*Stored data*
## BEGIN
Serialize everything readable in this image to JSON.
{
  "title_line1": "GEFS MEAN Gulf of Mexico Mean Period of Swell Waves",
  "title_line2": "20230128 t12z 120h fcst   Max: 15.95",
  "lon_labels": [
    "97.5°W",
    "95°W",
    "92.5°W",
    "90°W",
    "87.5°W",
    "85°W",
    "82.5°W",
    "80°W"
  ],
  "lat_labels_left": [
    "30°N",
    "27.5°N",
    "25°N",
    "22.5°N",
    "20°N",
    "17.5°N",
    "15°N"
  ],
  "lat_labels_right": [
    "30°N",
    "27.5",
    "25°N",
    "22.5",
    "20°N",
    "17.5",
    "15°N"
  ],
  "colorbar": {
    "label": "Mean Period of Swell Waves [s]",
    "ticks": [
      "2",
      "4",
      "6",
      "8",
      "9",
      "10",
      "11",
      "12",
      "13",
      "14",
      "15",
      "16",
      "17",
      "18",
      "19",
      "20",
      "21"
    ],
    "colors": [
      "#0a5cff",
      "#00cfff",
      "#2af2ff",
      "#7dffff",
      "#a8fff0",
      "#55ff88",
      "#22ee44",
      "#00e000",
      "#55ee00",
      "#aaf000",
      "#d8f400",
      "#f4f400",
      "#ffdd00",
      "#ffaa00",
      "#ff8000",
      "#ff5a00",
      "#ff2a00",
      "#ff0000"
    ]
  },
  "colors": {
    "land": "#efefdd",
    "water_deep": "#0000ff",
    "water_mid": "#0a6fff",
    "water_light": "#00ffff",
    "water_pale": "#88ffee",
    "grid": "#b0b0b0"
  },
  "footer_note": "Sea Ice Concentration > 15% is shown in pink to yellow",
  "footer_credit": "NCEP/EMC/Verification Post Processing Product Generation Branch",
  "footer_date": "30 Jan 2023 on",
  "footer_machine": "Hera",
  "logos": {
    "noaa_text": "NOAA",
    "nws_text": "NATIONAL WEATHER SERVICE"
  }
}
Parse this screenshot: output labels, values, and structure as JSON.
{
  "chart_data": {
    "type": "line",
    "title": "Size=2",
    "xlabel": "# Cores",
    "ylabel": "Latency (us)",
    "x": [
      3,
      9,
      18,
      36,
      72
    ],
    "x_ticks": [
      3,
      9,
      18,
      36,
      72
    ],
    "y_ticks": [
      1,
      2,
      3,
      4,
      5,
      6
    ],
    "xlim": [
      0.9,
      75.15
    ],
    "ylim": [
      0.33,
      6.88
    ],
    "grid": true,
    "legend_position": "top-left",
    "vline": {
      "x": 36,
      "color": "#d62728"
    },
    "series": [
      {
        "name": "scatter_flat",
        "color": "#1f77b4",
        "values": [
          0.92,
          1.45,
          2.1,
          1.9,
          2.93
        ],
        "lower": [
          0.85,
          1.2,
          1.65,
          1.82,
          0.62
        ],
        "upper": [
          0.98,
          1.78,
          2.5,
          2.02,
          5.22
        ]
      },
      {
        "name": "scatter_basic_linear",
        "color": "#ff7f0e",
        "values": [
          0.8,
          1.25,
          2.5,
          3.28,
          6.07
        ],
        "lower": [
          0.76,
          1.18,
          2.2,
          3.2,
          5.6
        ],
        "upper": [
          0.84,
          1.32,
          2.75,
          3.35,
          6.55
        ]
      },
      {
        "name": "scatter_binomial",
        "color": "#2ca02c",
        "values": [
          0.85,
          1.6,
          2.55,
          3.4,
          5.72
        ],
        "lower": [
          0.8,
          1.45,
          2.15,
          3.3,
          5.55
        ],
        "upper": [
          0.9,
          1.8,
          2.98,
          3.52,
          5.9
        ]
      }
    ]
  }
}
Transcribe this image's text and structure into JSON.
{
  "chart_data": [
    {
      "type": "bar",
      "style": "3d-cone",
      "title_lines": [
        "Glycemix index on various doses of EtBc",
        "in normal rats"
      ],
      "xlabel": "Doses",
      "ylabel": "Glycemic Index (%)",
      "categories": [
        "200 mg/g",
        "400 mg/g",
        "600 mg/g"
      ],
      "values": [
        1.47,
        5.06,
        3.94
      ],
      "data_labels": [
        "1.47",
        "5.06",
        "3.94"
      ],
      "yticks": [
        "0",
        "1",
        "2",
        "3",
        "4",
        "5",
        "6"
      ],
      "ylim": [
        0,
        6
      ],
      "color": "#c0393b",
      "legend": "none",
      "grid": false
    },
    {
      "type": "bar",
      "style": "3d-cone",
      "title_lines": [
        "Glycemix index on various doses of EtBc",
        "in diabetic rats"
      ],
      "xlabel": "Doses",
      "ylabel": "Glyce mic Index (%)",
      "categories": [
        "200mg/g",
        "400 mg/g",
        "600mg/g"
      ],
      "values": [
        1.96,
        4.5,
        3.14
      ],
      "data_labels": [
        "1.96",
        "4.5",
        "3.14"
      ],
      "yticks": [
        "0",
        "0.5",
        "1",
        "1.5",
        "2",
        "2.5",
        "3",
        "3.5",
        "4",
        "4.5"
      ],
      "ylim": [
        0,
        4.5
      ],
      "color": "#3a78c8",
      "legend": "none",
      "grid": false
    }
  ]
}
## END
*Short exercise*
Search the data for "image". Copy every line that has it.

*Answer to the problem*
Serialize everything readable in this image to JSON.
Transcribe this image's text and structure into JSON.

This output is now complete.